REQUIREMENT: Leaving the pictures aside, transcribe every line below exactly.

Dataset records:
━━━━━━━━━━

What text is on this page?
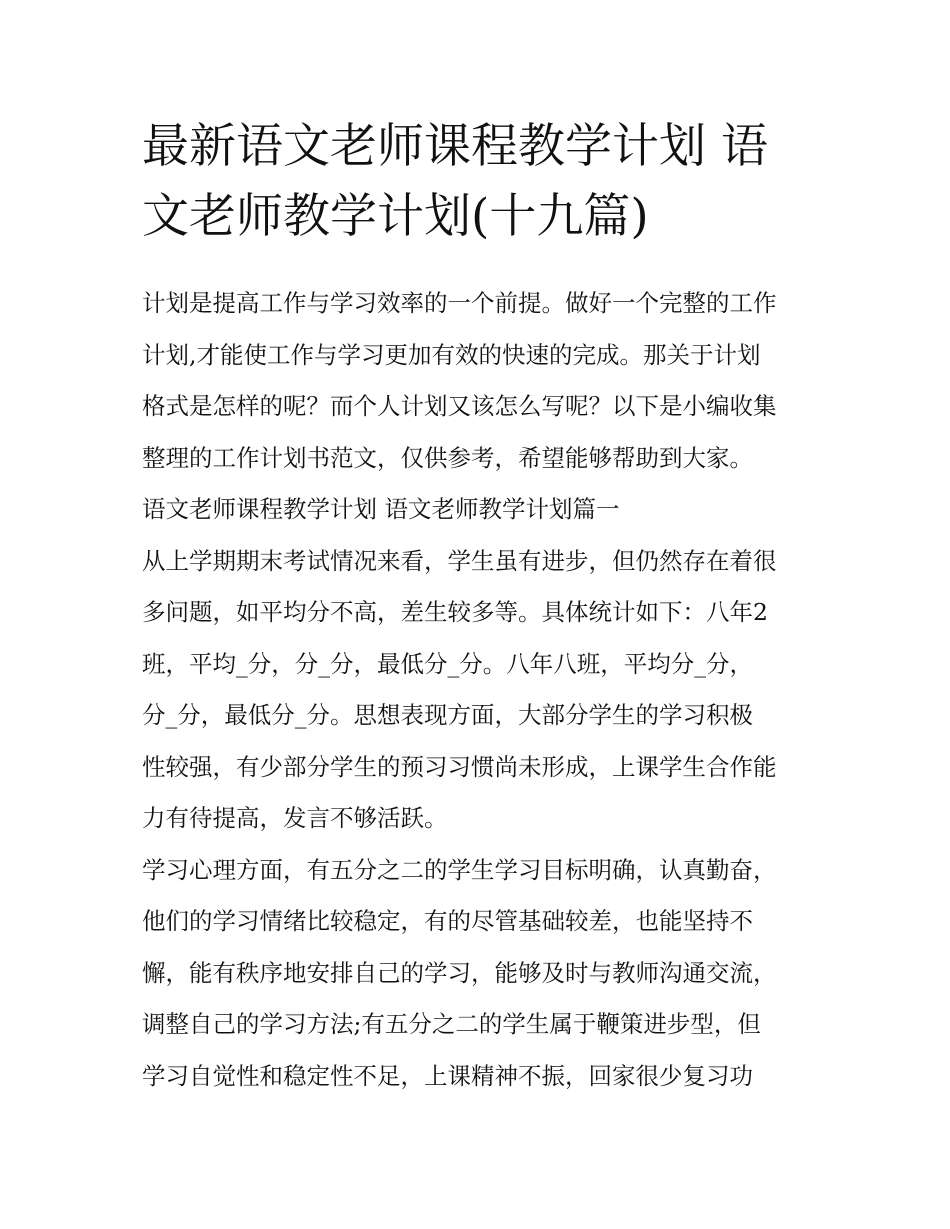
最新语文老师课程教学计划 语
文老师教学计划(十九篇)
计划是提高工作与学习效率的一个前提。做好一个完整的工作
计划,才能使工作与学习更加有效的快速的完成。那关于计划
格式是怎样的呢？而个人计划又该怎么写呢？以下是小编收集
整理的工作计划书范文，仅供参考，希望能够帮助到大家。
语文老师课程教学计划 语文老师教学计划篇一
从上学期期末考试情况来看，学生虽有进步，但仍然存在着很
多问题，如平均分不高，差生较多等。具体统计如下：八年2
班，平均_分，分_分，最低分_分。八年八班，平均分_分，
分_分，最低分_分。思想表现方面，大部分学生的学习积极
性较强，有少部分学生的预习习惯尚未形成，上课学生合作能
力有待提高，发言不够活跃。
学习心理方面，有五分之二的学生学习目标明确，认真勤奋，
他们的学习情绪比较稳定，有的尽管基础较差，也能坚持不
懈，能有秩序地安排自己的学习，能够及时与教师沟通交流，
调整自己的学习方法;有五分之二的学生属于鞭策进步型，但
学习自觉性和稳定性不足，上课精神不振，回家很少复习功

━━━━━━━━━━

SOLVED EXERCISE:
What text is on this page?
最新语文老师课程教学计划 语
文老师教学计划(十九篇)
计划是提高工作与学习效率的一个前提。做好一个完整的工作
计划,才能使工作与学习更加有效的快速的完成。那关于计划
格式是怎样的呢？而个人计划又该怎么写呢？以下是小编收集
整理的工作计划书范文，仅供参考，希望能够帮助到大家。
语文老师课程教学计划 语文老师教学计划篇一
从上学期期末考试情况来看，学生虽有进步，但仍然存在着很
多问题，如平均分不高，差生较多等。具体统计如下：八年2
班，平均_分，分_分，最低分_分。八年八班，平均分_分，
分_分，最低分_分。思想表现方面，大部分学生的学习积极
性较强，有少部分学生的预习习惯尚未形成，上课学生合作能
力有待提高，发言不够活跃。
学习心理方面，有五分之二的学生学习目标明确，认真勤奋，
他们的学习情绪比较稳定，有的尽管基础较差，也能坚持不
懈，能有秩序地安排自己的学习，能够及时与教师沟通交流，
调整自己的学习方法;有五分之二的学生属于鞭策进步型，但
学习自觉性和稳定性不足，上课精神不振，回家很少复习功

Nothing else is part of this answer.